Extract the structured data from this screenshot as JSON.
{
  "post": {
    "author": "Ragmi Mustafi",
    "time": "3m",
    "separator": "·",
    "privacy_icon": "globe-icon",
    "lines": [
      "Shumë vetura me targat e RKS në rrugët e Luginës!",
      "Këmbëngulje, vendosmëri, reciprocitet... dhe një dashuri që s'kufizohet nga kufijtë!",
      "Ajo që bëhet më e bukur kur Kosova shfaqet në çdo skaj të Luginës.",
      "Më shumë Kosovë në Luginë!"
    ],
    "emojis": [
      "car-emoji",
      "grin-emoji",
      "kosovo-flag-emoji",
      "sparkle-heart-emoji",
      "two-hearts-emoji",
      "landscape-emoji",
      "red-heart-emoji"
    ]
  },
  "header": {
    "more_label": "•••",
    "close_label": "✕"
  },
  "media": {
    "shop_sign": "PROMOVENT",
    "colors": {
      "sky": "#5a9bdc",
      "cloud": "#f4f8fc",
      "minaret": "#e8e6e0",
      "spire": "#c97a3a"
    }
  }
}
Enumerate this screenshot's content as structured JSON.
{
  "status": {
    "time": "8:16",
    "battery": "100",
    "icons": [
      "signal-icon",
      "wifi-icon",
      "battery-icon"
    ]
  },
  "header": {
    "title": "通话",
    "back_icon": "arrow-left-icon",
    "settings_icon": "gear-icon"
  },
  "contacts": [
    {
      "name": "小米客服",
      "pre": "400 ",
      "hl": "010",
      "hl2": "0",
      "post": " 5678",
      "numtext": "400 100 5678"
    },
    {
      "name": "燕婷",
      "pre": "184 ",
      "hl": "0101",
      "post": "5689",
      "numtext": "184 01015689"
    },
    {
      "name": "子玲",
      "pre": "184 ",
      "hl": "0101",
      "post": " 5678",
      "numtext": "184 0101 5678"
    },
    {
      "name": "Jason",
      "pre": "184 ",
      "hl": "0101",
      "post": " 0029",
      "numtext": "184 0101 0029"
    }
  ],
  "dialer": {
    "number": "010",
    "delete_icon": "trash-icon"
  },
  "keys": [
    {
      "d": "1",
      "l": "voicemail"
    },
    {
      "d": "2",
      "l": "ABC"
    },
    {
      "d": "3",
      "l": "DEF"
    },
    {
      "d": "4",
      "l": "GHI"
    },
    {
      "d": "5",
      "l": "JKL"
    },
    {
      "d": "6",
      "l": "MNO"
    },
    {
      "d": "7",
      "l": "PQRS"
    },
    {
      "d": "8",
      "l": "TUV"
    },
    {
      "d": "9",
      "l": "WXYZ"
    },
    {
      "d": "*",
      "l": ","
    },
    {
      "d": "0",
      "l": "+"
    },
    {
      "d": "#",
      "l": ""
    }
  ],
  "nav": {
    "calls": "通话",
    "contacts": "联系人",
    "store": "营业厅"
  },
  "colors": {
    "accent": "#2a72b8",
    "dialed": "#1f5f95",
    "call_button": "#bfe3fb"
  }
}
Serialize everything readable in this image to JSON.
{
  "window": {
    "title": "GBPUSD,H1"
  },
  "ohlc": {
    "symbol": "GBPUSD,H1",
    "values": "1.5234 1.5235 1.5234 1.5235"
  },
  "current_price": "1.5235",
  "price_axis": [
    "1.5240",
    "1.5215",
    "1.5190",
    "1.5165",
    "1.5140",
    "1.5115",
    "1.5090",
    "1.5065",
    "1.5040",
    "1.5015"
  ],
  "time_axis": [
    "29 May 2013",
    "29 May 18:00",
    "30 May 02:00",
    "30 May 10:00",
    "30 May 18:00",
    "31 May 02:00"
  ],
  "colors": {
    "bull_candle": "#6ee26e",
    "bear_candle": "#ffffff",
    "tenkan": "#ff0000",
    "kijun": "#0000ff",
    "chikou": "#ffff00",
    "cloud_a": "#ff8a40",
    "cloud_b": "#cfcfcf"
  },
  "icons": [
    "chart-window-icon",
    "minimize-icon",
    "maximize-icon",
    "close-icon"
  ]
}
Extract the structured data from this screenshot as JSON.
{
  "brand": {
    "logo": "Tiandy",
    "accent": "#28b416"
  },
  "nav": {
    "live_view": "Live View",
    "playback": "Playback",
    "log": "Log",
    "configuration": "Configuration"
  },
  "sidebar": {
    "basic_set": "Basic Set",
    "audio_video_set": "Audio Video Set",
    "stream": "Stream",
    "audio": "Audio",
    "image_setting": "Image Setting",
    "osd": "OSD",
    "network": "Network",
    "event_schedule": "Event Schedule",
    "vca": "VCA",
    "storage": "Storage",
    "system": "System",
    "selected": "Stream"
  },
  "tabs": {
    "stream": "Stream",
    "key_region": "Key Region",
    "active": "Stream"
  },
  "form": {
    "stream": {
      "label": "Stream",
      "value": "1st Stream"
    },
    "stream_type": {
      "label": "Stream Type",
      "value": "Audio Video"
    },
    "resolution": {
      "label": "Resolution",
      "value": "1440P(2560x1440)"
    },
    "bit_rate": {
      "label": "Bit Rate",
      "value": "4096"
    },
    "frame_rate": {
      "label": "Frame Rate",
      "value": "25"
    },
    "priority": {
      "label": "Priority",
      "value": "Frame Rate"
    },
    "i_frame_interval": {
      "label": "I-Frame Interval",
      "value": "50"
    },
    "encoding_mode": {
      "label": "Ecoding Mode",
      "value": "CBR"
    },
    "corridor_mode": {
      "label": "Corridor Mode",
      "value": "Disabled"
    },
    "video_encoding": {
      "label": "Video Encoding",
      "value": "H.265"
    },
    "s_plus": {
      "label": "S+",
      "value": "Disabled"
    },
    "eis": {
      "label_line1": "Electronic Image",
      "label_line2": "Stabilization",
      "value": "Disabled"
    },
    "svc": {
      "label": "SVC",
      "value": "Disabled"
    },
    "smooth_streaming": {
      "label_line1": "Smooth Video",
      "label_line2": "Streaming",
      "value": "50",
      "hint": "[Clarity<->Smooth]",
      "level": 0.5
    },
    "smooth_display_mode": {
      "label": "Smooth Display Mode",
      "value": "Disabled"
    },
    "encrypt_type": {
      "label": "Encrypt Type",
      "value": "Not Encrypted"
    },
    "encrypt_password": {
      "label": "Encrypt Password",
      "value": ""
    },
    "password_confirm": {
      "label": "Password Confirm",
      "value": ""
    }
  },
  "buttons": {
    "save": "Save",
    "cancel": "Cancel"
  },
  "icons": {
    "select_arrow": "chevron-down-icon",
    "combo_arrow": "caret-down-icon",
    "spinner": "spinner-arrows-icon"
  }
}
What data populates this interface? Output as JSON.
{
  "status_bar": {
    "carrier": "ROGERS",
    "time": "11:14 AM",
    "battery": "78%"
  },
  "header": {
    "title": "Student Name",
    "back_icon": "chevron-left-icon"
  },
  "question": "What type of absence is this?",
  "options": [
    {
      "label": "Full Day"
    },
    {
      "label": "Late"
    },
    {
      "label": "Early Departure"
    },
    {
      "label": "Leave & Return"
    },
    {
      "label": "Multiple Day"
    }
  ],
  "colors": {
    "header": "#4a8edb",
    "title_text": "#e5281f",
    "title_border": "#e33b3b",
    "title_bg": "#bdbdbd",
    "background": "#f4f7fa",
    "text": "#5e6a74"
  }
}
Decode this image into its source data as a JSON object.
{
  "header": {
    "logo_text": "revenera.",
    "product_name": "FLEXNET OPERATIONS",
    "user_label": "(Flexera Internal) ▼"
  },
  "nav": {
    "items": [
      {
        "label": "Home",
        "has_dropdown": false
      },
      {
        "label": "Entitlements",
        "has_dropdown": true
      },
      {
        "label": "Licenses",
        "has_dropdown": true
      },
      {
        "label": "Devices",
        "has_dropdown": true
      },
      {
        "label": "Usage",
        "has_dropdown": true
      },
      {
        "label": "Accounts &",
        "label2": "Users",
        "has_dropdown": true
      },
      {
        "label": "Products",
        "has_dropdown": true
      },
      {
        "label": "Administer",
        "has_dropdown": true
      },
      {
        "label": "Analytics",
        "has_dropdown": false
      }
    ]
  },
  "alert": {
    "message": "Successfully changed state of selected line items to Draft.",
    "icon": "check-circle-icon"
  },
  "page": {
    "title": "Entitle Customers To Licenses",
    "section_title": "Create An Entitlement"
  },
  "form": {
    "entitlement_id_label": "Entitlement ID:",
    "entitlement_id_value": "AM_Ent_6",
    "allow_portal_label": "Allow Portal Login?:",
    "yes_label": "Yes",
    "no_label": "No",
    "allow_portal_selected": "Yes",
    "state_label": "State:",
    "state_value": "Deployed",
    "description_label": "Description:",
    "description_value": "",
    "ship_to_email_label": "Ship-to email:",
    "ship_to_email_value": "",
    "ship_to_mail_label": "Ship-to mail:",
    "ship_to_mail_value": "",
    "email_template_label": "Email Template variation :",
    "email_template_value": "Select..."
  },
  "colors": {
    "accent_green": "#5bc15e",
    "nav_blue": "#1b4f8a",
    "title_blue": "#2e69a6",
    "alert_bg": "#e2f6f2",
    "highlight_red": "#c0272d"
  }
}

++++++

*EXERCISE TASK*: From the records given above, copy all lines containing "Licenses".

*EXERCISE OUTPUT*:
        "label": "Licenses",
    "title": "Entitle Customers To Licenses",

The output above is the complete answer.